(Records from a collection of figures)
==================================================

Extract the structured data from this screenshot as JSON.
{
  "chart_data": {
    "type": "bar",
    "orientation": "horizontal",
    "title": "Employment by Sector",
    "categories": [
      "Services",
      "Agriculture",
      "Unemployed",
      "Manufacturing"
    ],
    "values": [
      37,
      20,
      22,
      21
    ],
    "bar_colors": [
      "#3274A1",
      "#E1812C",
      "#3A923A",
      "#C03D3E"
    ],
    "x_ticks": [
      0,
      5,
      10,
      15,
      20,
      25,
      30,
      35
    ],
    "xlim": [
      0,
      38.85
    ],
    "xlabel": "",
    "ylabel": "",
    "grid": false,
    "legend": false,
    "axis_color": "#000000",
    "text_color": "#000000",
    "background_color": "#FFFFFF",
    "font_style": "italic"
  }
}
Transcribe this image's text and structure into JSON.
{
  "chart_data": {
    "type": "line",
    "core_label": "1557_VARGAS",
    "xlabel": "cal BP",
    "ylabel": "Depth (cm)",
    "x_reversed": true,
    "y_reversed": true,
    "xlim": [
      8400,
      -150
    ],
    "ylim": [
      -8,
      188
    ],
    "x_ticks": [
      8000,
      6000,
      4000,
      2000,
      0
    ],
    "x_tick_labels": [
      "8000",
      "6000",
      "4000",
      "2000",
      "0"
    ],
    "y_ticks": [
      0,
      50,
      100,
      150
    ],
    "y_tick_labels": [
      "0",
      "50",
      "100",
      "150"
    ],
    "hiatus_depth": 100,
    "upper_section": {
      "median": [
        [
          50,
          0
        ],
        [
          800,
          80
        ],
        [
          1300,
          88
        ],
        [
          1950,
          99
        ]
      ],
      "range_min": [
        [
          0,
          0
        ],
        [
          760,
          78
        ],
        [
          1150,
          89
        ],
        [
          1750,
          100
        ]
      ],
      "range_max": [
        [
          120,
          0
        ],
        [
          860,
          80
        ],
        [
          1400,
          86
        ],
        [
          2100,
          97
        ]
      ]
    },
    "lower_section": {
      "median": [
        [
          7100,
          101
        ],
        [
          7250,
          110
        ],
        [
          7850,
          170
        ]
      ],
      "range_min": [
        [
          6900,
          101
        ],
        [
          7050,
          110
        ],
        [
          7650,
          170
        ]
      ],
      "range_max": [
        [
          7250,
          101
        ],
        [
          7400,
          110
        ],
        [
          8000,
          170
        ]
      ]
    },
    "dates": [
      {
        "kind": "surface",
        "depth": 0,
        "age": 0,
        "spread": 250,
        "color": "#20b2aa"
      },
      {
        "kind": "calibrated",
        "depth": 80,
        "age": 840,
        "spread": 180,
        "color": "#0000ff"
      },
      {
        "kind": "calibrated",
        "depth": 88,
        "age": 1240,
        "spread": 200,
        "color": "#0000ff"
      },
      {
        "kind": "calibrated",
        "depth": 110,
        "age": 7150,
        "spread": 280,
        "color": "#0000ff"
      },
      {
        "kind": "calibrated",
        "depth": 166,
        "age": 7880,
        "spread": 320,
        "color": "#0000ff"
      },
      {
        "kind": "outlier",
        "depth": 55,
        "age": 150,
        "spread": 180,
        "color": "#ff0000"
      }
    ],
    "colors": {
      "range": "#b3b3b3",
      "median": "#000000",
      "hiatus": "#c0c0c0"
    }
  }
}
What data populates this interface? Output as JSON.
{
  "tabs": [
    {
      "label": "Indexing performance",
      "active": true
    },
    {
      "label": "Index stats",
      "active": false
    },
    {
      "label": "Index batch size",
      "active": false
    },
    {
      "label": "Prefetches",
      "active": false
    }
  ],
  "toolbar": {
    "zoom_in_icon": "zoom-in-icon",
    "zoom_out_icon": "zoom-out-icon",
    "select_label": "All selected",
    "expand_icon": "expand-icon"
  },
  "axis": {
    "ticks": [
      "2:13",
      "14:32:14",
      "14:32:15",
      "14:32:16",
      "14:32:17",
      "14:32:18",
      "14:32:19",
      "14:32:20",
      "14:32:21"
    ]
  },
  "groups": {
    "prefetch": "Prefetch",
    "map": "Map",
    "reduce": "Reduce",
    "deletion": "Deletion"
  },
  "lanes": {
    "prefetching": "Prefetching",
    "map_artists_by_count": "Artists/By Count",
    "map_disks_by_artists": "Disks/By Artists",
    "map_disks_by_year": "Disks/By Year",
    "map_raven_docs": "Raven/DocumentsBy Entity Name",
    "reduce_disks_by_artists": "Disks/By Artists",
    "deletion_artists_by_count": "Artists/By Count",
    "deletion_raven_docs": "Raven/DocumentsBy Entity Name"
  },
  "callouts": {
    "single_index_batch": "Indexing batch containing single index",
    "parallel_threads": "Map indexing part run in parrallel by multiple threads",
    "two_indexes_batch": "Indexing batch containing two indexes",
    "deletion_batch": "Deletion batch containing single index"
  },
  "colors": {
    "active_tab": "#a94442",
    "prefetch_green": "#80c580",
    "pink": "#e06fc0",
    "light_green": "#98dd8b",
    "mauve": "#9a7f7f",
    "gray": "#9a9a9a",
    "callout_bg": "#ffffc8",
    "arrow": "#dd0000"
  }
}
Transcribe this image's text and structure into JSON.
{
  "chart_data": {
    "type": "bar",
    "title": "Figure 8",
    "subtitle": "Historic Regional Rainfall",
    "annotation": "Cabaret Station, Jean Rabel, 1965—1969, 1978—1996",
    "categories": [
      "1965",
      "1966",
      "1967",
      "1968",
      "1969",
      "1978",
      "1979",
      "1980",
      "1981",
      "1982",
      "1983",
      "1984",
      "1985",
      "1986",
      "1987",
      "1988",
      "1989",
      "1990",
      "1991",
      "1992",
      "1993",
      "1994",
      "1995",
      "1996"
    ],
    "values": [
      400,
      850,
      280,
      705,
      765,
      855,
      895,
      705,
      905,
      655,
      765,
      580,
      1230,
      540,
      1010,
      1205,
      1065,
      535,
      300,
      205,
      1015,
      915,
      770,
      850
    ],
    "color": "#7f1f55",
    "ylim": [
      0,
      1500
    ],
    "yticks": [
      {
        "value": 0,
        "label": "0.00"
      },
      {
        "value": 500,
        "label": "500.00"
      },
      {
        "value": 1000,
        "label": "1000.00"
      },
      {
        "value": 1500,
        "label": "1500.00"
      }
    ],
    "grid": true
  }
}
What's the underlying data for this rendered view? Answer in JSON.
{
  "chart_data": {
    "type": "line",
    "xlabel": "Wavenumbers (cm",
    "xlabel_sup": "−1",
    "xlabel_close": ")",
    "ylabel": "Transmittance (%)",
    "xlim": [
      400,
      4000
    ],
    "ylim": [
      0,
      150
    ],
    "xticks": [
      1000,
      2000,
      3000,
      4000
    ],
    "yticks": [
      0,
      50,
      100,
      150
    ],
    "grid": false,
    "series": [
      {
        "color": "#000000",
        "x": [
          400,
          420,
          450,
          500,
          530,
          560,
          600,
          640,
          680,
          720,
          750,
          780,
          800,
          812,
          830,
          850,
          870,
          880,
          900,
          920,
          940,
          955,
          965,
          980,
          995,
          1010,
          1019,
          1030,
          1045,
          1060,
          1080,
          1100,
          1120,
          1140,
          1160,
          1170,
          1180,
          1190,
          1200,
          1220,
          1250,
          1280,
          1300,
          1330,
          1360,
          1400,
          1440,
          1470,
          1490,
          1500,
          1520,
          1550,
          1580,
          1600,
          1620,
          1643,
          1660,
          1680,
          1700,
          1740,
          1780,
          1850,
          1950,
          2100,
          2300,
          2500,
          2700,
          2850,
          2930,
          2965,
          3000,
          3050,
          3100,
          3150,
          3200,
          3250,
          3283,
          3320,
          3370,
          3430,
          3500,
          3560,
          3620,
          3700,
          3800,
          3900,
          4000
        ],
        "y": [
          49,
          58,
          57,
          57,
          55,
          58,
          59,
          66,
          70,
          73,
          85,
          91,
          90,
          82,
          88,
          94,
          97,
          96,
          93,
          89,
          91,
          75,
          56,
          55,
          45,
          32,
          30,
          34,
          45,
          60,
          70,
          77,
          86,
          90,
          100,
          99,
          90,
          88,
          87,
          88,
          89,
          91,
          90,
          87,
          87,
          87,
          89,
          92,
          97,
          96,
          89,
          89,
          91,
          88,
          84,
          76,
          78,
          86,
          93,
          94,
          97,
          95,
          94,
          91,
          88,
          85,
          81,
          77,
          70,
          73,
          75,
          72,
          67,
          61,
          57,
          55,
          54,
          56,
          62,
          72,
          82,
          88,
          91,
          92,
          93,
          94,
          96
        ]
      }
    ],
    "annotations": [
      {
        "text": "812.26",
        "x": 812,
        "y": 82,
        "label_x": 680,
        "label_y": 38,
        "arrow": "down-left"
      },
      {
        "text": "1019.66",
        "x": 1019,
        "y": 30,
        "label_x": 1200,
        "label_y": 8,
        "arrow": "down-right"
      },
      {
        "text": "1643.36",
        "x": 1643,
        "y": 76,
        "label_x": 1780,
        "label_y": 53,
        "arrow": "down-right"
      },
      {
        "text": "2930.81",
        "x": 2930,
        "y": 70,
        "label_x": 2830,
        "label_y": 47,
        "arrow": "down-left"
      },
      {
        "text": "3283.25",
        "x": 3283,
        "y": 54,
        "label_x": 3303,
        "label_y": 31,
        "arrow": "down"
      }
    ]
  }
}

==================================================

• **EXERCISE BRIEF**:
What is the number of lines that contain "icon"? Reply with that number alone.

• **RESULT OF THE TASK**:
3